As a potential wall is introduced at \(x_i=1\), the quartic term is removed to avoid divergence. In addition to showing better precision, bSB is approximately 12 times faster than aSB when implemented in a field programmable gate array (FPGA) [38].

The discrete SB (dSB) algorithm partially introduces discretization of the position into the equation of motion, replacing \(x_i\) with \(\text {sgn}(x_i)\). This approach is expected to reduce the analog error. More interestingly, due to the violation of energy conservation arising from the discretization, it shows a pseudo-quantum-tunneling behavior. Its equation of motion is written as follows:

$$\begin{aligned} {\dot{x}}_i= & {} \frac{\partial H_{\text {dSB}}}{\partial y_i} = a_0 y_i, \end{aligned}$$
(9)
$$\begin{aligned} {\dot{y}}_i= & {} - \frac{\partial H_{\text {dSB}}}{\partial x_i} \nonumber \\= & {} - \left[ a_0 - a(t) \right] x_i + c_0 \sum _{j=1}^{N} J_{i,j}~\text {sgn}(x_j), \end{aligned}$$
(10)
$$\begin{aligned} H_{\text {dSB}}= & {} \frac{a_0}{2} \sum _{i=1}^{N} y_i^2 + V_{\text {aSB}}, \end{aligned}$$
(11)
$$\begin{aligned} V_{{{\text{dSB}}}} & = {} \frac{{a_{0} - a(t)}}{2}\sum\limits_{{i = 1}}^{N} {x_{i}^{2} } - \frac{{c_{0} }}{2}\sum\limits_{{i - 1}}^{N} {\sum\limits_{{j = 1}}^{N} {J_{{i,j}} } x_{i} ~{\text{sgn}}(x_{j} )} \quad ({\text{when}}~|x_{i} | \le 1~{\text{for all}}~x_{i} ) \\ & = {} \infty \quad ({\text{otherwise}}), \\ \end{aligned}$$
(12)

where the abovementioned partial discretization is introduced by replacing some \(x_i\) with \(\text {sgn}(x_i)\).

Another set of variants introducing heat fluctuations [39] is not considered in this study, as these variants do not significantly improve the results. The SB algorithms are implemented in Huawei MindSpore Quantum [40] by one of the authors and are adopted in this study. aSB is already significantly outperformed by the other variants and is not considered. A recent application of SB algorithms to drug design is documented in Ref. [41].

Simulated Annealing

In this work, the simulated annealing algorithm implemented in D-Wave Neal [42] is considered the baseline for comparison, as its performance in tracking is already known and has been presented in a previous study [17, 43]. D-Wave Neal is based on the method proposed in Ref. [35]. It uses random moves in the solution space to search for the global minimum. Analogous to finding ground states of matter, a “temperature” is introduced to first “melt” a substance at a high temperature, and then, the temperature is slowly lowered until the system “freezes”, similar to growing a crystal from a melt. A simple algorithm proposed in Ref. [44] is employed for the iteration, in which a small random displacement is applied to the original spin configuration, and the energy difference \(\Delta E\) is computed. If \(\Delta E<0\), then the new configuration is accepted as the new temporary prediction, and the algorithm moves on to the next iteration. If \(\Delta E > 0\), then the new configuration is accepted only probabilistically according to the Boltzmann factor: \(P(\Delta E)=\exp (-\Delta E/k_B T)\).
────
▶ _TASK SET_:
1. Transcribe the optimization algorithms passage from "As a potential" to "array (FPGA) [38].".
2. Go on writing the optimization algorithms passage, starting after its final sentence.
────
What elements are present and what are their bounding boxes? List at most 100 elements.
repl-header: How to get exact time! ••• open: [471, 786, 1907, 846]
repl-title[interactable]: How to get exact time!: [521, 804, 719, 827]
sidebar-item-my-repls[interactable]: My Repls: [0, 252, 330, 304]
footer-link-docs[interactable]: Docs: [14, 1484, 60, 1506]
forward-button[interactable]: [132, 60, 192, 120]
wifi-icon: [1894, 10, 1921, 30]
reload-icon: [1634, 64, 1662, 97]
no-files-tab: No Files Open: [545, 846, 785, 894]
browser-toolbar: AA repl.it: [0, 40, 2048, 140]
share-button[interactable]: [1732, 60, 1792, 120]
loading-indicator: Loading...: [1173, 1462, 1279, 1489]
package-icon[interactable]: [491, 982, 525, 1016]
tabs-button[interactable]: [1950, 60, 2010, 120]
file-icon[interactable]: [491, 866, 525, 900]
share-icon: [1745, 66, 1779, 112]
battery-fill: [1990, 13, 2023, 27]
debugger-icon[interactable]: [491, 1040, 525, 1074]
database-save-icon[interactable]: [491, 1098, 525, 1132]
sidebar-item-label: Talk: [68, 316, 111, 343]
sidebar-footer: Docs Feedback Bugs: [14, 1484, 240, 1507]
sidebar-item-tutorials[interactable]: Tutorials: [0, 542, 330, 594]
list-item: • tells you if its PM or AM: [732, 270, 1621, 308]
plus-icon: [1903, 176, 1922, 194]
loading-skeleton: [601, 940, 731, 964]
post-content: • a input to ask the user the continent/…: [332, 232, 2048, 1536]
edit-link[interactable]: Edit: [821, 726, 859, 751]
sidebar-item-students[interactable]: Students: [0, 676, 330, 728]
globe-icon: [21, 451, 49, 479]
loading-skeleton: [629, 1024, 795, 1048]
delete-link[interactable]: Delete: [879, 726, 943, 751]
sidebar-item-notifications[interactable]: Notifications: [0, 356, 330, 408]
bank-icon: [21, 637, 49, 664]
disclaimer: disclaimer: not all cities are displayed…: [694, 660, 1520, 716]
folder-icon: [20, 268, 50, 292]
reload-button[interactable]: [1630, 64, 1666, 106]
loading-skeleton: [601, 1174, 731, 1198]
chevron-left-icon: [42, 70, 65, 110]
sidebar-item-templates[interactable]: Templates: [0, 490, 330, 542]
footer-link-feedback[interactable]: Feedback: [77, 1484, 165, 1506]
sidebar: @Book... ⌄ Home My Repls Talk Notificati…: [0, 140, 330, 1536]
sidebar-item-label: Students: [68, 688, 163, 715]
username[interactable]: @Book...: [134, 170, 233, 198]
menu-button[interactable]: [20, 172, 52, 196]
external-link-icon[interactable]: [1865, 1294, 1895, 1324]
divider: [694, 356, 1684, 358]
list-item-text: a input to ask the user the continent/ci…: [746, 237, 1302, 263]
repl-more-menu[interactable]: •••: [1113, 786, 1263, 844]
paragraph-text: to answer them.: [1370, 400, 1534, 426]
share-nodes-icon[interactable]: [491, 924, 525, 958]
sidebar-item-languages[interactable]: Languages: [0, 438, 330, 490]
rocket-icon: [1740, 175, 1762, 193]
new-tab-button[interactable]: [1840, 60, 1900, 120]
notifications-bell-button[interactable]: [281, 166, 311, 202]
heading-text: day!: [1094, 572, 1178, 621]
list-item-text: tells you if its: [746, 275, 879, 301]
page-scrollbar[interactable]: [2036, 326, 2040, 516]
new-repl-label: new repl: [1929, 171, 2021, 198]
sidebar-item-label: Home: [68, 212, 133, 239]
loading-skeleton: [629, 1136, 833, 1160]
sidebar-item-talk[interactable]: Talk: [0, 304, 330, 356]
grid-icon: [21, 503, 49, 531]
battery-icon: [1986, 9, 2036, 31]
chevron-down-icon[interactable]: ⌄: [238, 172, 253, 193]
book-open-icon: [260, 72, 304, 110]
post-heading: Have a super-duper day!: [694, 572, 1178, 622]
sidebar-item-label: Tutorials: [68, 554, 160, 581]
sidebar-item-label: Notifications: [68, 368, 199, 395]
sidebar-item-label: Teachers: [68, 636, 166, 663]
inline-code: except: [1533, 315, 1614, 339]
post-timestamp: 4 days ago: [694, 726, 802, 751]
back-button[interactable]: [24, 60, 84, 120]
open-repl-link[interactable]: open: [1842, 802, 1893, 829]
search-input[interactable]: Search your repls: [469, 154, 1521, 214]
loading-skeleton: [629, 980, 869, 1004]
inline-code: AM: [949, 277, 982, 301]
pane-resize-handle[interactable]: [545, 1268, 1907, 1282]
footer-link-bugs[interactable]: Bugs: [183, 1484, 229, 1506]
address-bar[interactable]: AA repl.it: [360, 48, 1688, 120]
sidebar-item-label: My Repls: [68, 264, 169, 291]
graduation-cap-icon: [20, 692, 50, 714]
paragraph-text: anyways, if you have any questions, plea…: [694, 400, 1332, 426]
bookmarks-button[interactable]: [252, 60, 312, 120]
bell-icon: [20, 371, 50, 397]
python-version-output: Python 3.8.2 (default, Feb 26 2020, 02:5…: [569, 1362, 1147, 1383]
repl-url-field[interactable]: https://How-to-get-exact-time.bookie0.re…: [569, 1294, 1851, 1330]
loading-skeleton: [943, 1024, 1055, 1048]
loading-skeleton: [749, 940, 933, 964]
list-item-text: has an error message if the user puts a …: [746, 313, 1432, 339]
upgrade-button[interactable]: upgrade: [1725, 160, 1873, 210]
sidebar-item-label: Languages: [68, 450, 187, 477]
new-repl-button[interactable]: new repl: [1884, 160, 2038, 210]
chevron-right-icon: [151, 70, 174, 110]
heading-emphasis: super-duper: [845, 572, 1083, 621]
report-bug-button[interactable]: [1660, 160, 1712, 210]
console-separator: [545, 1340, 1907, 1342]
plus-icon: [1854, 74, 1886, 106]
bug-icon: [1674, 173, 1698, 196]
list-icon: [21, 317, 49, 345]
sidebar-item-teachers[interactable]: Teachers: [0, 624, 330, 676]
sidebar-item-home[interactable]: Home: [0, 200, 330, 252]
────
▶ _EXPECTED RESULTS_:
1.
As a potential wall is introduced at \(x_i=1\), the quartic term is removed to avoid divergence. In addition to showing better precision, bSB is approximately 12 times faster than aSB when implemented in a field programmable gate array (FPGA) [38].

2.
Another QUBO solver, qbsolv [45], provided by D-Wave, uses a sub-QUBO method, in which the original QUBO matrix is partitioned into pieces. These smaller subproblems are then solved using a classical solver running the tabu algorithm [46]. Sub-QUBO methods are mainly motivated by implementation in actual quantum annealing hardware, which has limitations in terms of the problem size due to the available number of qubits. The speed of qbsolv is more than two orders of magnitude slower than that of Neal, with no gain in performance in track reconstruction [17, 43]. Thus, it is not considered in our study.

QUBO Formulation

To reconstruct the tracks, hits in the silicon detectors are connected, starting from doublets, i.e., segments of two silicon hits. Then, triplets, i.e., segments of three silicon hits, are created by connecting the doublets. Triplets are connected to reconstruct the final tracks, by evaluating the consistency of the triplet momenta. The following formulation of a QUBO considered in Refs. [17, 23, 24, 43, 47] is adopted:

$$\begin{aligned} O(a,b,T) = \sum _{i=1}^{N} a_i T_i + \sum _{i=1}^{N} \sum _{j<i}^{N} b_{ij} T_i T_j, \end{aligned}$$
(13)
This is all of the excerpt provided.